**** PROVIDED RECORDS ****

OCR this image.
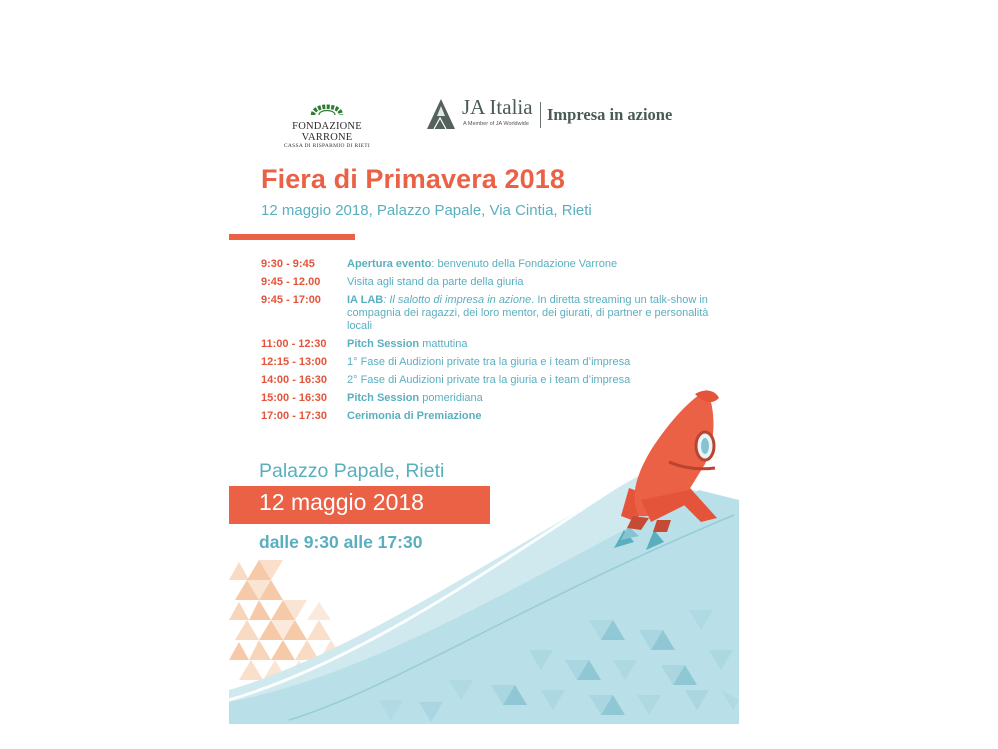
FONDAZIONE VARRONE
CASSA DI RISPARMIO DI RIETI
JA Italia
A Member of JA Worldwide Impresa in azione
Fiera di Primavera 2018
12 maggio 2018, Palazzo Papale, Via Cintia, Rieti
9:30 - 9:45	Apertura evento: benvenuto della Fondazione Varrone
9:45 - 12.00	Visita agli stand da parte della giuria
9:45 - 17:00	IA LAB: Il salotto di impresa in azione. In diretta streaming un talk-show in compagnia dei ragazzi, dei loro mentor, dei giurati, di partner e personalità locali
11:00 - 12:30	Pitch Session mattutina
12:15 - 13:00	1° Fase di Audizioni private tra la giuria e i team d’impresa
14:00 - 16:30	2° Fase di Audizioni private tra la giuria e i team d’impresa
15:00 - 16:30	Pitch Session pomeridiana
17:00 - 17:30	Cerimonia di Premiazione
Palazzo Papale, Rieti
12 maggio 2018
dalle 9:30 alle 17:30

****

TASK REQUIREMENTS =>
Where does the word "Palazzo" appear in the listing? List each line that holds it.

SOLUTION =>
12 maggio 2018, Palazzo Papale, Via Cintia, Rieti
Palazzo Papale, Rieti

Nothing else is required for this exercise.